◆ **TASK DETAILS**: Your answer should be a single number: the count of lines that include "qish".

++++++

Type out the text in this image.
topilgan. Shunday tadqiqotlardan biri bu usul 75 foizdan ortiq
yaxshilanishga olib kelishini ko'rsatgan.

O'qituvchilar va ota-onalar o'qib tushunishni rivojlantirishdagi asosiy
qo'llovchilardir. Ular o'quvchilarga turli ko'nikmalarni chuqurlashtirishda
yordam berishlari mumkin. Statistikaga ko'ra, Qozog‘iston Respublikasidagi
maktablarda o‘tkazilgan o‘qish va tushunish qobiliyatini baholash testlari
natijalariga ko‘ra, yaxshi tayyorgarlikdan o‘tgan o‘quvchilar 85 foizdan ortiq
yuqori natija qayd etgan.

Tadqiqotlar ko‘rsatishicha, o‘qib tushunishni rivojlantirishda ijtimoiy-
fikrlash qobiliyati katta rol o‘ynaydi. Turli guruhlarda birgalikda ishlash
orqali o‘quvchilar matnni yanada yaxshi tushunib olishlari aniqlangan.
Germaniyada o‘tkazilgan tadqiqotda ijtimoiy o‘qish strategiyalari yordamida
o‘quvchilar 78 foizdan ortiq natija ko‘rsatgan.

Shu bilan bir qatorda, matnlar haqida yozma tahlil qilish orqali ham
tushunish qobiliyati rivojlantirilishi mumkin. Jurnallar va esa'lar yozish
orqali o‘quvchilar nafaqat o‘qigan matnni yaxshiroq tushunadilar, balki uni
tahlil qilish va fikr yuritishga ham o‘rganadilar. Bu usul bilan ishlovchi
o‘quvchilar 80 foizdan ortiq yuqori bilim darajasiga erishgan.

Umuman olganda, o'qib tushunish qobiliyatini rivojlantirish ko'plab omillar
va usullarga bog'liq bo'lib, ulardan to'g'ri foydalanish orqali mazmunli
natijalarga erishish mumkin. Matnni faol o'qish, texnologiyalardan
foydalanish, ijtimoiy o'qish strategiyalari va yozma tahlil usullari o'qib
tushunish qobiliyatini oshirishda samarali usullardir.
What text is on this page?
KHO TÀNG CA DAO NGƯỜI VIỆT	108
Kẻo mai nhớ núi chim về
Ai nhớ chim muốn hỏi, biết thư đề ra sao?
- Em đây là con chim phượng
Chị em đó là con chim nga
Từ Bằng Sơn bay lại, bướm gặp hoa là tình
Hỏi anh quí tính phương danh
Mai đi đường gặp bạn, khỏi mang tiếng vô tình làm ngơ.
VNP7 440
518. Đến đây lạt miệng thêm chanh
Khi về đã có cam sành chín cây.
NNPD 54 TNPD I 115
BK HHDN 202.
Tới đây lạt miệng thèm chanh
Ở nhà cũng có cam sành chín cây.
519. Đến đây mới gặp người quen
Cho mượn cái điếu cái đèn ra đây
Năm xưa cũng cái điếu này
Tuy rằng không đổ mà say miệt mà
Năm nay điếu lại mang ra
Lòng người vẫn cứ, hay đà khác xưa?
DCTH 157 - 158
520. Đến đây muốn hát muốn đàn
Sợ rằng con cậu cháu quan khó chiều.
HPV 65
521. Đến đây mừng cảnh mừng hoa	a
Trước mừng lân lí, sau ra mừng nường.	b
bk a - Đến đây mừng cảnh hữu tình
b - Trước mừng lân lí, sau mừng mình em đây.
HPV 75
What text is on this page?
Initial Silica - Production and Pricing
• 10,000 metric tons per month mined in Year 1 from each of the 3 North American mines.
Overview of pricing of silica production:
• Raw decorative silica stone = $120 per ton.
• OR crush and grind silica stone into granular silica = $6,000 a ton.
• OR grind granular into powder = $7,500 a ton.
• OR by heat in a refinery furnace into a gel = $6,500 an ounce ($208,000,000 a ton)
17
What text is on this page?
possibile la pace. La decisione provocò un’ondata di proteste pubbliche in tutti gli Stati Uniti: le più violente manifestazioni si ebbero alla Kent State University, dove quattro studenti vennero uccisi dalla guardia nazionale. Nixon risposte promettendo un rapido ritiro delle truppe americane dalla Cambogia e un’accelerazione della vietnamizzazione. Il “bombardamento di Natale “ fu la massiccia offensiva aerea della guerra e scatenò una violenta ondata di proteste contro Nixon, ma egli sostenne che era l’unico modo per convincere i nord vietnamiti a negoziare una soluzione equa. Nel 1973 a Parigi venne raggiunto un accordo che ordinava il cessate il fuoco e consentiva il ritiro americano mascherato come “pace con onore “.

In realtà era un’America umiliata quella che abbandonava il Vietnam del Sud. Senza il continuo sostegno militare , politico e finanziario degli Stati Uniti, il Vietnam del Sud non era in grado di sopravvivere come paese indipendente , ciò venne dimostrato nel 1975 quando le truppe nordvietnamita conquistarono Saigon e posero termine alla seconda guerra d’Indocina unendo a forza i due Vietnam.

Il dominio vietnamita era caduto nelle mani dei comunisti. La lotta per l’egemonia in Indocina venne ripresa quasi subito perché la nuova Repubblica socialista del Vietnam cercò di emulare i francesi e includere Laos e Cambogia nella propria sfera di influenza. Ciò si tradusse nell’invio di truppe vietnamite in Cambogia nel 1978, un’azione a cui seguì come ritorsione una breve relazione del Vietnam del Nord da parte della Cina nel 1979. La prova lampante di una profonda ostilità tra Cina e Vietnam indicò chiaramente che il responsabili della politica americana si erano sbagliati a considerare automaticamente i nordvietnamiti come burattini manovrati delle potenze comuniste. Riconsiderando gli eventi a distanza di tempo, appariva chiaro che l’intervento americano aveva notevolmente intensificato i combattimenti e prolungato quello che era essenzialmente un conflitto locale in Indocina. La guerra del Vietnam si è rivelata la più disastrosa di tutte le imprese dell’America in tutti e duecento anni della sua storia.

++++++

◆ **SOLVED EXERCISE**: 4